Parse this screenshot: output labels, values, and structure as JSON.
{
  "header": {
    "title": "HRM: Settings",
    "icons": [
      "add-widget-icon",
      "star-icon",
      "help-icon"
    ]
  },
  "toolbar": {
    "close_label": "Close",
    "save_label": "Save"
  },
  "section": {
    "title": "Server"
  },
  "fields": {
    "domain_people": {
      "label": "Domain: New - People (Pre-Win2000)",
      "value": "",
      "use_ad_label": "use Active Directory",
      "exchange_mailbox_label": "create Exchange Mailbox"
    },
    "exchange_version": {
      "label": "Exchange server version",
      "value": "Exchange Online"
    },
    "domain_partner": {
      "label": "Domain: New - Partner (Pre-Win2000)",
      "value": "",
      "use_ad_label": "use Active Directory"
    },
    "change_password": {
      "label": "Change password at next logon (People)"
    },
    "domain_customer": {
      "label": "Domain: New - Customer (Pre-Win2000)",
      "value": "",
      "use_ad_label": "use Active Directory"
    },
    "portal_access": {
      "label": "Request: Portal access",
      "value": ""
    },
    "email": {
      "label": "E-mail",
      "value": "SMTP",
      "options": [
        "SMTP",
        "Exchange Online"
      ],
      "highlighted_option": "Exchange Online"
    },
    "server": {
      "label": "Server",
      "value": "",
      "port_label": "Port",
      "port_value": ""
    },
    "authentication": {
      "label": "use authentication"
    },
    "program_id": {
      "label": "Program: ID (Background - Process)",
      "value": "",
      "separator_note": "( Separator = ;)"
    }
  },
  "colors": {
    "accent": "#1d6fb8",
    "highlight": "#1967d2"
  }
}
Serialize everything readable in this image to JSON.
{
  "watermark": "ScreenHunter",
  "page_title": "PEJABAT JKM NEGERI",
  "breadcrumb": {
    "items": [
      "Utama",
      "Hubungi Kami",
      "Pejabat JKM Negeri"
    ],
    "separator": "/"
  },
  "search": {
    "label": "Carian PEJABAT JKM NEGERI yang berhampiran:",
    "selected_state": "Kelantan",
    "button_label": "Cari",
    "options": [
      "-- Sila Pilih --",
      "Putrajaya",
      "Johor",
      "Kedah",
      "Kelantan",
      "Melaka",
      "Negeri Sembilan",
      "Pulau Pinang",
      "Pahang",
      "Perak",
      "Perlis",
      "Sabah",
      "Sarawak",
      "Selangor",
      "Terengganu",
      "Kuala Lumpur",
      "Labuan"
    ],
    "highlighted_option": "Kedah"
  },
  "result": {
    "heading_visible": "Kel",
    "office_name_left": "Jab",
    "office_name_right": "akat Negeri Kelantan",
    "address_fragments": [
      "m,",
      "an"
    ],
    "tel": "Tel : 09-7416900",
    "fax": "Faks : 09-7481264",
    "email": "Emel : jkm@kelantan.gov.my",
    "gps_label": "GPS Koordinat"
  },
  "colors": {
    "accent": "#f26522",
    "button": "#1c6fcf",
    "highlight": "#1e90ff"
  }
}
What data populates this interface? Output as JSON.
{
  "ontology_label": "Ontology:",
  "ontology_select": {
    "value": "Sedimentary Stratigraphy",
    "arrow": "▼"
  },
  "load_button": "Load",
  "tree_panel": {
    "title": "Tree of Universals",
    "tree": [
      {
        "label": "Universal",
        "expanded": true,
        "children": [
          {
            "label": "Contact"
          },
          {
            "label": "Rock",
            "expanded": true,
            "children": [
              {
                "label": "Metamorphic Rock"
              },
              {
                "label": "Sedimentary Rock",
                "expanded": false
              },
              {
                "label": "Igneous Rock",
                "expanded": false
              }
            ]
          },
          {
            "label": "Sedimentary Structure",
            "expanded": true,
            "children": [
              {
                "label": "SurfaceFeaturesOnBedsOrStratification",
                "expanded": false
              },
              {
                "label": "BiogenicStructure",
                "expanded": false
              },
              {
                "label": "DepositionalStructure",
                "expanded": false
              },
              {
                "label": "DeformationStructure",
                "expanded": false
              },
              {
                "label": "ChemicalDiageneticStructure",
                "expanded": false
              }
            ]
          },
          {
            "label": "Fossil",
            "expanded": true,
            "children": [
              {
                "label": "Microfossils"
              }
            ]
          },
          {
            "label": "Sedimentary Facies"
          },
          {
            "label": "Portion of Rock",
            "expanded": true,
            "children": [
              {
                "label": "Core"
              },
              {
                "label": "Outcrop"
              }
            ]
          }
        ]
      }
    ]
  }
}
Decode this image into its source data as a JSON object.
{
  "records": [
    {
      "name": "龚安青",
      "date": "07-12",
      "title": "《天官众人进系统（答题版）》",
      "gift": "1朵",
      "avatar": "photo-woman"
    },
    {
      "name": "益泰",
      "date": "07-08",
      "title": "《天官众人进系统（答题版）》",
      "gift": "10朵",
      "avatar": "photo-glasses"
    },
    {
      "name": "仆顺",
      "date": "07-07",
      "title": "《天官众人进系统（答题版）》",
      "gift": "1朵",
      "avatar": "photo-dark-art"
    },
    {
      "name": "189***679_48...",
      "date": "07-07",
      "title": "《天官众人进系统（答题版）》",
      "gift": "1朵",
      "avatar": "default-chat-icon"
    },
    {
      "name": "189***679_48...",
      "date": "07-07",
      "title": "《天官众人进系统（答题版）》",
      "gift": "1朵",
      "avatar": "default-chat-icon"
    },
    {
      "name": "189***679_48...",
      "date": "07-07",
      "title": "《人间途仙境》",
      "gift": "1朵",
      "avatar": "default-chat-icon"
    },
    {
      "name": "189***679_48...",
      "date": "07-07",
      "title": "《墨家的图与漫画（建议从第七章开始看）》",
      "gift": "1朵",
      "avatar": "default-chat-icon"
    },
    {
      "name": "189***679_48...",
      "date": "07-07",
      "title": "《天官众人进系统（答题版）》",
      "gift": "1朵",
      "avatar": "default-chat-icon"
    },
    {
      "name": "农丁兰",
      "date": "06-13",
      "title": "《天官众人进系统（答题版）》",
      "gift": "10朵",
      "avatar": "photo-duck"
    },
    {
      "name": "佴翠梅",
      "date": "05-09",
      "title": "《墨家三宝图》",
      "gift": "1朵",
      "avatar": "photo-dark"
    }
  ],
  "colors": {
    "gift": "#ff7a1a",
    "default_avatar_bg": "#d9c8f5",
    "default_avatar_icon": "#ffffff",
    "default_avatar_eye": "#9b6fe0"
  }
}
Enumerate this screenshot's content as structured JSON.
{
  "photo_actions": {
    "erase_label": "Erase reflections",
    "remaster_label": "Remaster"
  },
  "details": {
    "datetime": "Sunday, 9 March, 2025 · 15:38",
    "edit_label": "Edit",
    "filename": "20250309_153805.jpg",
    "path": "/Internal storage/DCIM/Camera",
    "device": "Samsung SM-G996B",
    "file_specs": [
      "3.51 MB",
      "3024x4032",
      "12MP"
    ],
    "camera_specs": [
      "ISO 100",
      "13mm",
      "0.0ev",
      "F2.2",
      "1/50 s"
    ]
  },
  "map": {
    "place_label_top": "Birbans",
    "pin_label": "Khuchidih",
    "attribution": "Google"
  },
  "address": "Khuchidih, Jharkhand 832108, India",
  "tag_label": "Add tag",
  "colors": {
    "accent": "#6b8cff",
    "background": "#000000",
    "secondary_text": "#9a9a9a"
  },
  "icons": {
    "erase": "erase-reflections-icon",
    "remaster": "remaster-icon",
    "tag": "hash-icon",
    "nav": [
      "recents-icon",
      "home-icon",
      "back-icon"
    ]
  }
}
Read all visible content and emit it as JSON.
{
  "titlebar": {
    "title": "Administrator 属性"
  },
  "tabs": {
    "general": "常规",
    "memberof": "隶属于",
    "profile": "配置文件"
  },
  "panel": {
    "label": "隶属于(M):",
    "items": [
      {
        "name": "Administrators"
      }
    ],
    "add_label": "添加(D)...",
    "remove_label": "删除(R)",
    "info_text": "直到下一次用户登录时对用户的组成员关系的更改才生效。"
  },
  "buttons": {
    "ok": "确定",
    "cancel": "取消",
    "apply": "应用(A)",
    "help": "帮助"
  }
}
══════════
▸ The exercise:
Gather from the entries above all lines that include the string "data".

▸ Solution to the exercise:
What data populates this interface? Output as JSON.
Decode this image into its source data as a JSON object.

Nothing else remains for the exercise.